> _Written exercise_
Make an exact copy of all the entries, with the pictures left out.

> _Supplied data_
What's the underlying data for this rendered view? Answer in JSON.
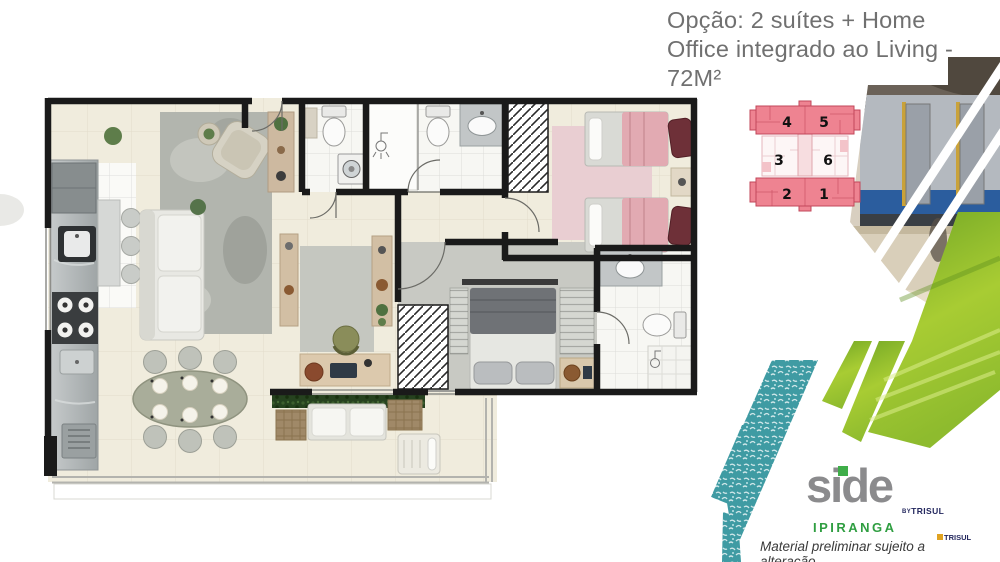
{
  "title": {
    "line1": "Opção: 2 suítes + Home",
    "line2": "Office integrado ao Living -",
    "line3": "72M²"
  },
  "keyplan": {
    "units": [
      "4",
      "5",
      "3",
      "6",
      "2",
      "1"
    ]
  },
  "branding": {
    "logo": "side",
    "by": "BY",
    "developer": "TRISUL",
    "location": "IPIRANGA",
    "disclaimer": "Material preliminar sujeito a alteração"
  },
  "collage": {
    "bands": [
      "pool-water-texture",
      "park-grass-photo",
      "subway-station-photo"
    ]
  },
  "colors": {
    "title_gray": "#707070",
    "wall_black": "#1a1a1a",
    "floor_cream": "#f0ecdd",
    "keyplan_pink": "#ee8391",
    "keyplan_line_red": "#c2475a",
    "teal_water": "#3f9ba3",
    "grass_green": "#8fbe2f",
    "logo_gray": "#8b8b8d",
    "logo_green_square": "#3fae49",
    "ipiranga_green": "#2f9e41",
    "trisul_navy": "#23275e",
    "bed_pink": "#e2aab2"
  }
}
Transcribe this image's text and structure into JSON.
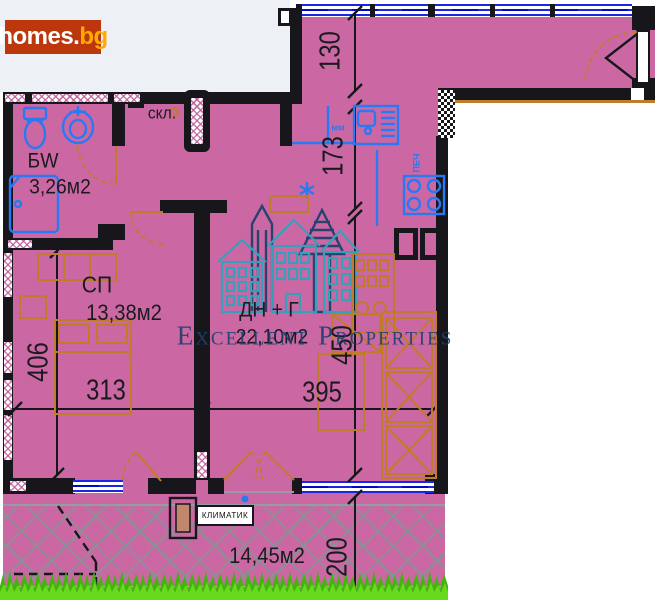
{
  "logo": {
    "part1": "homes.",
    "part2": "bg"
  },
  "watermark": {
    "text": "Excellent Properties"
  },
  "rooms": {
    "bathroom": {
      "label": "БW",
      "area": "3,26м2"
    },
    "storage": {
      "label": "скл."
    },
    "bedroom": {
      "label": "СП",
      "area": "13,38м2"
    },
    "living": {
      "label": "ДН + Г",
      "area": "22,10м2"
    },
    "terrace": {
      "area": "14,45м2"
    }
  },
  "dimensions": {
    "hall_top": "130",
    "kitchen": "173",
    "bedroom_width": "313",
    "bedroom_height": "406",
    "living_width": "395",
    "living_height": "450",
    "terrace_depth": "200"
  },
  "annotations": {
    "air_conditioner": "КЛИМАТИК",
    "mm": "мм",
    "stove": "ПЕЧ"
  },
  "colors": {
    "plan_pink": "#cb68a4",
    "wall_black": "#17171b",
    "window_blue": "#1c24e8",
    "fixture_blue": "#2979f2",
    "furniture_orange": "#c07c28",
    "watermark_teal": "#2fa3bc",
    "watermark_navy": "#20406e",
    "grass_green": "#46b20d",
    "grass_light": "#6ade1f",
    "logo_bg": "#bd370d",
    "logo_accent": "#ffaa00"
  }
}
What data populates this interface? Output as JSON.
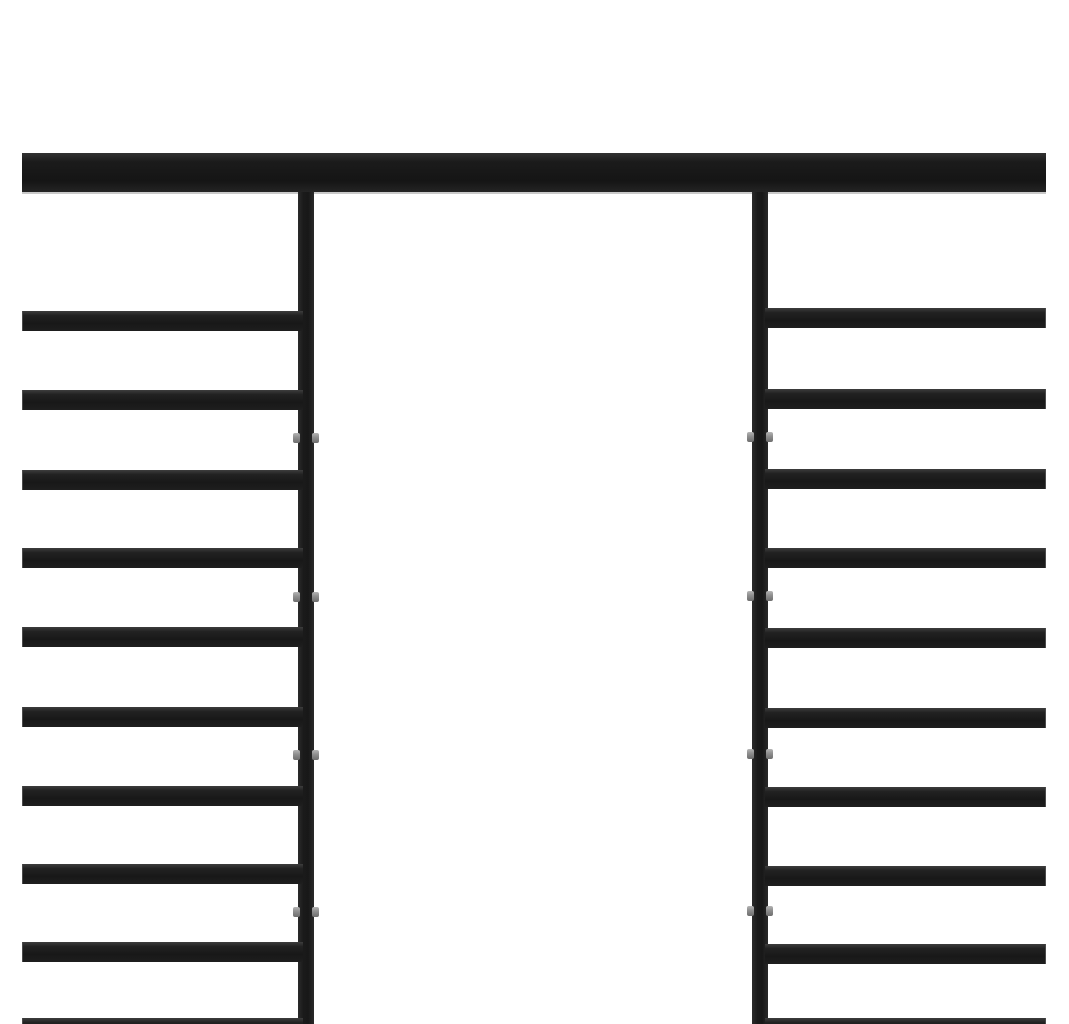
{
  "image": {
    "kind": "product-photo",
    "description": "Close-up section of a black powder-coated steel pergola frame: one solid horizontal top beam, two vertical square posts with small metal bolt connectors, and ten evenly spaced horizontal roof slats extending left and right of the posts, photographed on a plain white background.",
    "background_color": "#ffffff"
  },
  "palette": {
    "frame_black": "#1c1c1c",
    "frame_highlight": "#3d3d3d",
    "beam_shadow_line": "#c9c9c9",
    "bolt_gray": "#949494",
    "background": "#ffffff"
  },
  "geometry": {
    "canvas": {
      "width": 1069,
      "height": 1024
    },
    "beam": {
      "x": 22,
      "y": 153,
      "width": 1024,
      "height": 39
    },
    "posts": [
      {
        "side": "left",
        "x": 298,
        "y": 192,
        "width": 16,
        "height": 832
      },
      {
        "side": "right",
        "x": 752,
        "y": 192,
        "width": 16,
        "height": 832
      }
    ],
    "slats": {
      "height": 20,
      "left": {
        "x": 22,
        "width": 281,
        "tops": [
          311,
          390,
          470,
          548,
          627,
          707,
          786,
          864,
          942,
          1018
        ]
      },
      "right": {
        "x": 765,
        "width": 281,
        "tops": [
          308,
          389,
          469,
          548,
          628,
          708,
          787,
          866,
          944,
          1018
        ]
      }
    },
    "bolts": {
      "width": 7,
      "height": 10,
      "side_protrusion": 5,
      "left_post_ys": [
        438,
        597,
        755,
        912
      ],
      "right_post_ys": [
        437,
        596,
        754,
        911
      ]
    }
  }
}
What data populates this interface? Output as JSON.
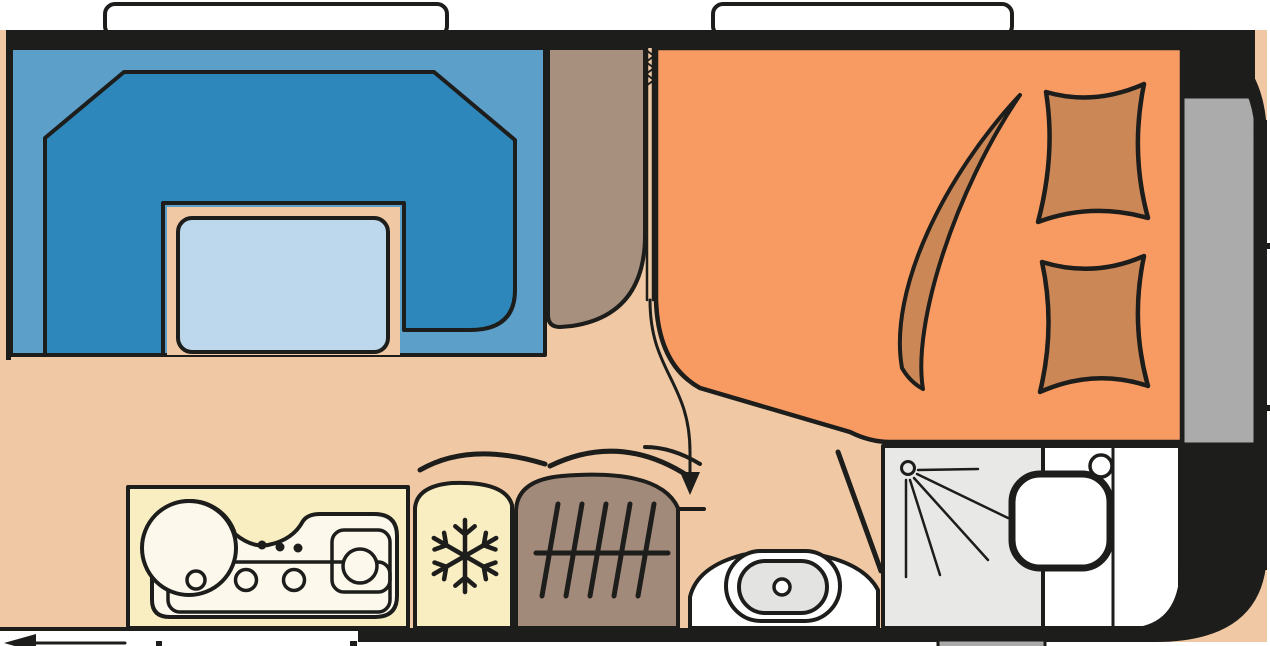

> _Solution for this problem_
What's the underlying data for this rendered view? Answer in JSON.
{
  "title": {
    "line1": "Opção: 2 suítes + Home",
    "line2": "Office integrado ao Living -",
    "line3": "72M²"
  },
  "keyplan": {
    "units": [
      "4",
      "5",
      "3",
      "6",
      "2",
      "1"
    ]
  },
  "branding": {
    "logo": "side",
    "by": "BY",
    "developer": "TRISUL",
    "location": "IPIRANGA",
    "disclaimer": "Material preliminar sujeito a alteração"
  },
  "collage": {
    "bands": [
      "pool-water-texture",
      "park-grass-photo",
      "subway-station-photo"
    ]
  },
  "colors": {
    "title_gray": "#707070",
    "wall_black": "#1a1a1a",
    "floor_cream": "#f0ecdd",
    "keyplan_pink": "#ee8391",
    "keyplan_line_red": "#c2475a",
    "teal_water": "#3f9ba3",
    "grass_green": "#8fbe2f",
    "logo_gray": "#8b8b8d",
    "logo_green_square": "#3fae49",
    "ipiranga_green": "#2f9e41",
    "trisul_navy": "#23275e",
    "bed_pink": "#e2aab2"
  }
}
Transcribe this image's text and structure into JSON.
{
  "logo": {
    "part1": "homes.",
    "part2": "bg"
  },
  "watermark": {
    "text": "Excellent Properties"
  },
  "rooms": {
    "bathroom": {
      "label": "БW",
      "area": "3,26м2"
    },
    "storage": {
      "label": "скл."
    },
    "bedroom": {
      "label": "СП",
      "area": "13,38м2"
    },
    "living": {
      "label": "ДН + Г",
      "area": "22,10м2"
    },
    "terrace": {
      "area": "14,45м2"
    }
  },
  "dimensions": {
    "hall_top": "130",
    "kitchen": "173",
    "bedroom_width": "313",
    "bedroom_height": "406",
    "living_width": "395",
    "living_height": "450",
    "terrace_depth": "200"
  },
  "annotations": {
    "air_conditioner": "КЛИМАТИК",
    "mm": "мм",
    "stove": "ПЕЧ"
  },
  "colors": {
    "plan_pink": "#cb68a4",
    "wall_black": "#17171b",
    "window_blue": "#1c24e8",
    "fixture_blue": "#2979f2",
    "furniture_orange": "#c07c28",
    "watermark_teal": "#2fa3bc",
    "watermark_navy": "#20406e",
    "grass_green": "#46b20d",
    "grass_light": "#6ade1f",
    "logo_bg": "#bd370d",
    "logo_accent": "#ffaa00"
  }
}
What data populates this interface? Output as JSON.
{
  "image": {
    "kind": "product-photo",
    "description": "Close-up section of a black powder-coated steel pergola frame: one solid horizontal top beam, two vertical square posts with small metal bolt connectors, and ten evenly spaced horizontal roof slats extending left and right of the posts, photographed on a plain white background.",
    "background_color": "#ffffff"
  },
  "palette": {
    "frame_black": "#1c1c1c",
    "frame_highlight": "#3d3d3d",
    "beam_shadow_line": "#c9c9c9",
    "bolt_gray": "#949494",
    "background": "#ffffff"
  },
  "geometry": {
    "canvas": {
      "width": 1069,
      "height": 1024
    },
    "beam": {
      "x": 22,
      "y": 153,
      "width": 1024,
      "height": 39
    },
    "posts": [
      {
        "side": "left",
        "x": 298,
        "y": 192,
        "width": 16,
        "height": 832
      },
      {
        "side": "right",
        "x": 752,
        "y": 192,
        "width": 16,
        "height": 832
      }
    ],
    "slats": {
      "height": 20,
      "left": {
        "x": 22,
        "width": 281,
        "tops": [
          311,
          390,
          470,
          548,
          627,
          707,
          786,
          864,
          942,
          1018
        ]
      },
      "right": {
        "x": 765,
        "width": 281,
        "tops": [
          308,
          389,
          469,
          548,
          628,
          708,
          787,
          866,
          944,
          1018
        ]
      }
    },
    "bolts": {
      "width": 7,
      "height": 10,
      "side_protrusion": 5,
      "left_post_ys": [
        438,
        597,
        755,
        912
      ],
      "right_post_ys": [
        437,
        596,
        754,
        911
      ]
    }
  }
}
What data populates this interface? Output as JSON.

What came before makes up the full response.